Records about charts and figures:
++++
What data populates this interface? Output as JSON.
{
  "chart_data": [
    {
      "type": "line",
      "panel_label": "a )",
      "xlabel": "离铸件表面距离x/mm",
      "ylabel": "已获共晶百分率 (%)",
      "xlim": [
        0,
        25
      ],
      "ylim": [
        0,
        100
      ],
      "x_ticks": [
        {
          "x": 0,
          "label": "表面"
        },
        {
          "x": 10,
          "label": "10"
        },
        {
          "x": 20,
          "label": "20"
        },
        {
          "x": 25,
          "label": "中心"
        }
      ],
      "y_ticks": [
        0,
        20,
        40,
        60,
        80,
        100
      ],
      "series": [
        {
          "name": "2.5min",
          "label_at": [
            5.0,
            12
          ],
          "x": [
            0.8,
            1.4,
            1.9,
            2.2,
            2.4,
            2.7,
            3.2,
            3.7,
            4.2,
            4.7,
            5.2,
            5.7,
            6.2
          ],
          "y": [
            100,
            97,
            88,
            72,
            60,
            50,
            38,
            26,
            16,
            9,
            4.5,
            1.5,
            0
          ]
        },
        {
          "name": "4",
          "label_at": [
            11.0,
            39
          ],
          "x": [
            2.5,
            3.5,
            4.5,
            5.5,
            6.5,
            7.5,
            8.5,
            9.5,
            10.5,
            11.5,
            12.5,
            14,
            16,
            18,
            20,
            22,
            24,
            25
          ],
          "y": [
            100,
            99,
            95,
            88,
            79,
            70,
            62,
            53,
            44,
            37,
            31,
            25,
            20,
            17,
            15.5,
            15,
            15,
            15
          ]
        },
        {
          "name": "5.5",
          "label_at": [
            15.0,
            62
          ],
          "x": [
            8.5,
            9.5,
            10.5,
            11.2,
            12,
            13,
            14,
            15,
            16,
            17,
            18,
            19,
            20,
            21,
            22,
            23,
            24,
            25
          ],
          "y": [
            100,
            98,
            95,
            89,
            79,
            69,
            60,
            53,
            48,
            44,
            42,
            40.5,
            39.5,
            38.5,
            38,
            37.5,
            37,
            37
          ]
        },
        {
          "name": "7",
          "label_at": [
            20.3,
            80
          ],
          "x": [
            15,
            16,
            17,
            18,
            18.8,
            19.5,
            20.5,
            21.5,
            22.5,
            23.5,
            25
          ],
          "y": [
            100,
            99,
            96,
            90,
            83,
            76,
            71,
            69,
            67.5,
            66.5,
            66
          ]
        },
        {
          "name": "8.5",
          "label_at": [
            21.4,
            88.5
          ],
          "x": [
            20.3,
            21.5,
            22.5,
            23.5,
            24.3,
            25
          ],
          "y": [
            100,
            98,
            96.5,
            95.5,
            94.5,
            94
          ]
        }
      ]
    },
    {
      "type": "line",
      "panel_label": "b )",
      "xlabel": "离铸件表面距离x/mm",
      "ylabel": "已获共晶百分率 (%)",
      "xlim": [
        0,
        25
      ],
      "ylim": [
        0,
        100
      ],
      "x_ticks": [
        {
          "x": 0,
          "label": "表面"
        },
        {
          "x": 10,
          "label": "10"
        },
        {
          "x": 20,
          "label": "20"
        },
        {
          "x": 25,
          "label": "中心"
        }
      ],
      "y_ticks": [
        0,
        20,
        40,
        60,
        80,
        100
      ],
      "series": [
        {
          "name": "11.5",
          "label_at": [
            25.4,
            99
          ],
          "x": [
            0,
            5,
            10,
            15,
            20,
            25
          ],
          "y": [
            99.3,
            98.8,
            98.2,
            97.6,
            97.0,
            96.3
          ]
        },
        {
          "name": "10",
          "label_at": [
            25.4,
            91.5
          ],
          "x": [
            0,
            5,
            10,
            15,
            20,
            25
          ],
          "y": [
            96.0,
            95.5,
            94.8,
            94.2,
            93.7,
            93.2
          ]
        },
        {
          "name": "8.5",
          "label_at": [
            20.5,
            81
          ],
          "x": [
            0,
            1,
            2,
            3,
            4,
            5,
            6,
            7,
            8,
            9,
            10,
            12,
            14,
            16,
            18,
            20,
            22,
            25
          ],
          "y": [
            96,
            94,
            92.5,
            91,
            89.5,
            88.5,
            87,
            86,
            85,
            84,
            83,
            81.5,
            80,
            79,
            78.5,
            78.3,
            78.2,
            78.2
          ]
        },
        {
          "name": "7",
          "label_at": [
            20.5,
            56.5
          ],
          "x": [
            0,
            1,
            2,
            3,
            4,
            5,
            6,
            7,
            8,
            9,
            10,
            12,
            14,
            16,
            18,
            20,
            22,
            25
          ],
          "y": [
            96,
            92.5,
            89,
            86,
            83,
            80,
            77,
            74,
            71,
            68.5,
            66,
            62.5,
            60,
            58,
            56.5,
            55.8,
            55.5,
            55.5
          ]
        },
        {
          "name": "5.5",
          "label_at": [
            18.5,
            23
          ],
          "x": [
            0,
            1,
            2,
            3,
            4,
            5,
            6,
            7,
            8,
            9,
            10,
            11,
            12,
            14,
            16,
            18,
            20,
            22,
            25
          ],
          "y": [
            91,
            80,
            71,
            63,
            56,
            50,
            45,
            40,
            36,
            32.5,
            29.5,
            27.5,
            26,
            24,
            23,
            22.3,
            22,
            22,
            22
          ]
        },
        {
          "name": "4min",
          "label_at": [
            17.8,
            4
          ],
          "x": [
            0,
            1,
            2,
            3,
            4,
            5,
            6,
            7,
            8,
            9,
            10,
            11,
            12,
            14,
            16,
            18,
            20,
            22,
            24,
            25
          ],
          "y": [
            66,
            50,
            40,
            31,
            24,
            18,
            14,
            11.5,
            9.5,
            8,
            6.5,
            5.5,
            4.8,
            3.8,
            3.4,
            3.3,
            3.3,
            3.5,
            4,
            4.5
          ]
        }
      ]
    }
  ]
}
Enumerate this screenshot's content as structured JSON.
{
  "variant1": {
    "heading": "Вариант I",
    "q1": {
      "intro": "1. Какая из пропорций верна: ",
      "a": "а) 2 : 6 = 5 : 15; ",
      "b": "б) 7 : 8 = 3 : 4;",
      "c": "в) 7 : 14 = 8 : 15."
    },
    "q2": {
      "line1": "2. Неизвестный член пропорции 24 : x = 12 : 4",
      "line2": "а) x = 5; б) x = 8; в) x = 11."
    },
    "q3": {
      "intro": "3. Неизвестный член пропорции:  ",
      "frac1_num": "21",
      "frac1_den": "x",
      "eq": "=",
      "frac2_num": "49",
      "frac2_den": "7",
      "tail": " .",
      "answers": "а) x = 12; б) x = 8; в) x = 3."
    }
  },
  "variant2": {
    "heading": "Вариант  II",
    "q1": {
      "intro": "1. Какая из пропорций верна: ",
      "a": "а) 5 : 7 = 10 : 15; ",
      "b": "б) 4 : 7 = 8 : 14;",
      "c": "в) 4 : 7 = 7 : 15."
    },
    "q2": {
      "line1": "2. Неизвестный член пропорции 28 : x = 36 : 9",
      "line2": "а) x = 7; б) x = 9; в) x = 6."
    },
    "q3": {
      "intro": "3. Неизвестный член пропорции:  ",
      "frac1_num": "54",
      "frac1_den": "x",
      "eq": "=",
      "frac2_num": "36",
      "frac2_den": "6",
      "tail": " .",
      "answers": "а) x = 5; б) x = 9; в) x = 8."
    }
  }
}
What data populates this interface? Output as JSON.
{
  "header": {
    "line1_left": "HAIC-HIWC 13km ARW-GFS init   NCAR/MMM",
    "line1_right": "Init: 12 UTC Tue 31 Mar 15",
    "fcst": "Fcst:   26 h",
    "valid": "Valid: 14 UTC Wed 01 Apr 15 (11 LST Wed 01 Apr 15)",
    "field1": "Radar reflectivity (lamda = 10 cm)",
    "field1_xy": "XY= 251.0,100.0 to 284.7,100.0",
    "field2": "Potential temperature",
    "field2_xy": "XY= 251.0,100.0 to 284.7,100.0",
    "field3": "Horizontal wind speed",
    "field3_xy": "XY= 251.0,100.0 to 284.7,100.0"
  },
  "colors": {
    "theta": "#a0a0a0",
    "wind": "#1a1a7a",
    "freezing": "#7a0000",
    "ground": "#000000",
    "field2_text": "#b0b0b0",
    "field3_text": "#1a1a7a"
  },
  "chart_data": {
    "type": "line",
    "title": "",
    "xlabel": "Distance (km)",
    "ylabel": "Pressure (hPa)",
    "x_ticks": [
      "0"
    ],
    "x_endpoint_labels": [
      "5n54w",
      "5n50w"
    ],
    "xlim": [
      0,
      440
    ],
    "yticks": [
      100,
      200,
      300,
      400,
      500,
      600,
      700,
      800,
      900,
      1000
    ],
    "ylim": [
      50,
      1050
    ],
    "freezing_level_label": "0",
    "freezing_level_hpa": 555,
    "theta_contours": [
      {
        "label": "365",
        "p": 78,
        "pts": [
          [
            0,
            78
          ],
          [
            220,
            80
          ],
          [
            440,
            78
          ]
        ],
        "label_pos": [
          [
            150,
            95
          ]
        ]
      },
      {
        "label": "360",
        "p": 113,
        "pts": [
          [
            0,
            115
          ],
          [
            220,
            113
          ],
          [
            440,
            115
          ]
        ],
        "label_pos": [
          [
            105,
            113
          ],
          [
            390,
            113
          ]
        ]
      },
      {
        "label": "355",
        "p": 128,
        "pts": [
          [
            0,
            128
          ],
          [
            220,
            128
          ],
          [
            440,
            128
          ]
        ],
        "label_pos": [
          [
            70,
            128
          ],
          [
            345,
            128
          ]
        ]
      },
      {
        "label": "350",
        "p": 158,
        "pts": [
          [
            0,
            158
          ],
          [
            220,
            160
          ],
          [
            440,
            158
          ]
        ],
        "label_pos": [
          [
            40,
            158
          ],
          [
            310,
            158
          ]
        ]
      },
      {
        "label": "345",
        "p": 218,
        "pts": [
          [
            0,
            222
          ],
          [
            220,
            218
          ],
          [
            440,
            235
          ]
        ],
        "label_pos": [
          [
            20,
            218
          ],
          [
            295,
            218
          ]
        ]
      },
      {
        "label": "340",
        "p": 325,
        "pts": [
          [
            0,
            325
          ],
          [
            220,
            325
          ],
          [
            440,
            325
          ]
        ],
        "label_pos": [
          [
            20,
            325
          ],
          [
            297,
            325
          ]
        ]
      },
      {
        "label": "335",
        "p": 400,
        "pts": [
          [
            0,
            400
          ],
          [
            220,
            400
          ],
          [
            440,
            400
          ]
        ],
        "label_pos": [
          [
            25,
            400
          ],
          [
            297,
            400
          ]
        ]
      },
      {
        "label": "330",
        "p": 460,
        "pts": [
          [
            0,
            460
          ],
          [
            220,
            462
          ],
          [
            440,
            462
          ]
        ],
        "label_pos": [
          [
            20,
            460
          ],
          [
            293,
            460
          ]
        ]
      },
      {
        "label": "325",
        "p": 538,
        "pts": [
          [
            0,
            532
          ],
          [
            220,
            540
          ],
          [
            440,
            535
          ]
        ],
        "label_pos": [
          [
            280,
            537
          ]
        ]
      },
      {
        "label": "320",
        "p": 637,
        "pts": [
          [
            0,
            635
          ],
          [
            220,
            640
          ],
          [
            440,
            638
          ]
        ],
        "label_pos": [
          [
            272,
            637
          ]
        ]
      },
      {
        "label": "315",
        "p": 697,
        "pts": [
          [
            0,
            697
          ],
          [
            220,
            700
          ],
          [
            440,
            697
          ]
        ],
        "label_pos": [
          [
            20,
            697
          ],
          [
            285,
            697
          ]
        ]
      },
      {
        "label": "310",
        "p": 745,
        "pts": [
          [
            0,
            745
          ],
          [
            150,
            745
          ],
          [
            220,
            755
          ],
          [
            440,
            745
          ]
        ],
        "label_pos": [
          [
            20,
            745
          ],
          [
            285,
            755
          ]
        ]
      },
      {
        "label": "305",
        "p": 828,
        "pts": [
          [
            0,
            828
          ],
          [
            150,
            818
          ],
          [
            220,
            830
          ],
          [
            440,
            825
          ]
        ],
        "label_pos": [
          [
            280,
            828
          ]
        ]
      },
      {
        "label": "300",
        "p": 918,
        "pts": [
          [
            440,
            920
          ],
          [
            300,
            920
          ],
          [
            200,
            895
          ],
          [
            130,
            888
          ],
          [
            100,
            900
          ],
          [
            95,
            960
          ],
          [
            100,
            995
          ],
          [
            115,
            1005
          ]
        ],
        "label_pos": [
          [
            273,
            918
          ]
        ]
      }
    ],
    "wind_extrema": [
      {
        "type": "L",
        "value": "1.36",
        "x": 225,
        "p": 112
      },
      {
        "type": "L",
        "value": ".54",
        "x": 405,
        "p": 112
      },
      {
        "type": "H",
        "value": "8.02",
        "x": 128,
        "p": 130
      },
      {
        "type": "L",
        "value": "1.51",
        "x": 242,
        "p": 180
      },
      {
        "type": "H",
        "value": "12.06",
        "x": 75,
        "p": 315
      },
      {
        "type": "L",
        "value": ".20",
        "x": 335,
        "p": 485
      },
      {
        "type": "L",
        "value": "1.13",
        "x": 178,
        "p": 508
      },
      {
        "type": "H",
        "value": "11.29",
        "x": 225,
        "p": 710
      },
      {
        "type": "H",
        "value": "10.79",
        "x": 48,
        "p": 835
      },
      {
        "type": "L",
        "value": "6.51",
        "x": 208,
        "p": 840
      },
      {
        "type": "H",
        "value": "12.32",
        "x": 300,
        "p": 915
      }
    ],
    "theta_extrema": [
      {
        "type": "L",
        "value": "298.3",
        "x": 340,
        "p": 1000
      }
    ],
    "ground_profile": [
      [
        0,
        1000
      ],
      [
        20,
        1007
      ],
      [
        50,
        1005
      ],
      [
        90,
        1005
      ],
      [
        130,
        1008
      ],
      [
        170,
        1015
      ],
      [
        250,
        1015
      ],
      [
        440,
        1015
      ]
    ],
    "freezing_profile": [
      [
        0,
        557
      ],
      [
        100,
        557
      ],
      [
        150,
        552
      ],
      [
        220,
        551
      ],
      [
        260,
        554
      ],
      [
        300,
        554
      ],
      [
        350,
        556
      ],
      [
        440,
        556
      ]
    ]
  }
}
++++
Written task = Give the count of lines containing "пропорции", with no added text.

Response to this exercise = 4